Figure record listings.
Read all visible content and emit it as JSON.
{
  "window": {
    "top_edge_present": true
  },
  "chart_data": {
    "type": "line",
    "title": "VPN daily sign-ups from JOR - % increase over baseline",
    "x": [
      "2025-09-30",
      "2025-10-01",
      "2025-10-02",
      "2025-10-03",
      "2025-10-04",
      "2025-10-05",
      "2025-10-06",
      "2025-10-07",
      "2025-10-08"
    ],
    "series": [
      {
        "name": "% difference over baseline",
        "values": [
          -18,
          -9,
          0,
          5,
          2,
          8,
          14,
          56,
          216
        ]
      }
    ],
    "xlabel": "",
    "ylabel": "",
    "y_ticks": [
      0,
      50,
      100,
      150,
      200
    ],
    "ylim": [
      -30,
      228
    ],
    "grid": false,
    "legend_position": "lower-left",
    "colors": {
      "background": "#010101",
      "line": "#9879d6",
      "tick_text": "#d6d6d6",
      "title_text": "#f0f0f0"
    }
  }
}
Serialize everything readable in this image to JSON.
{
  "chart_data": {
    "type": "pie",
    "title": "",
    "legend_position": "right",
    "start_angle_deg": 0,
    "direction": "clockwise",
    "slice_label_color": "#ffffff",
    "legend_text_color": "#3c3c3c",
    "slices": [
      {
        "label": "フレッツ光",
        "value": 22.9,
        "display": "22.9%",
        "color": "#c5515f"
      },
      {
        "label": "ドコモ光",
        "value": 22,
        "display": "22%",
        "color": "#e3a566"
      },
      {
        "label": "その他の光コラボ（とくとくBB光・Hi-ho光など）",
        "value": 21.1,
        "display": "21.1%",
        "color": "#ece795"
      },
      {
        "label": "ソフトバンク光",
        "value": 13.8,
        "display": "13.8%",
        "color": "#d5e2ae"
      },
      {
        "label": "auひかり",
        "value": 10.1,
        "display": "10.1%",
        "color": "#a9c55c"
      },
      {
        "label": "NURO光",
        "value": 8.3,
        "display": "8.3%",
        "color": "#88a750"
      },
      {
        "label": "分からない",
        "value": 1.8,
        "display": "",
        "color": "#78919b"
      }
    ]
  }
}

Stated problem.
List every line from the entries above in which "JSON" appears.

Written answer.
Read all visible content and emit it as JSON.
Serialize everything readable in this image to JSON.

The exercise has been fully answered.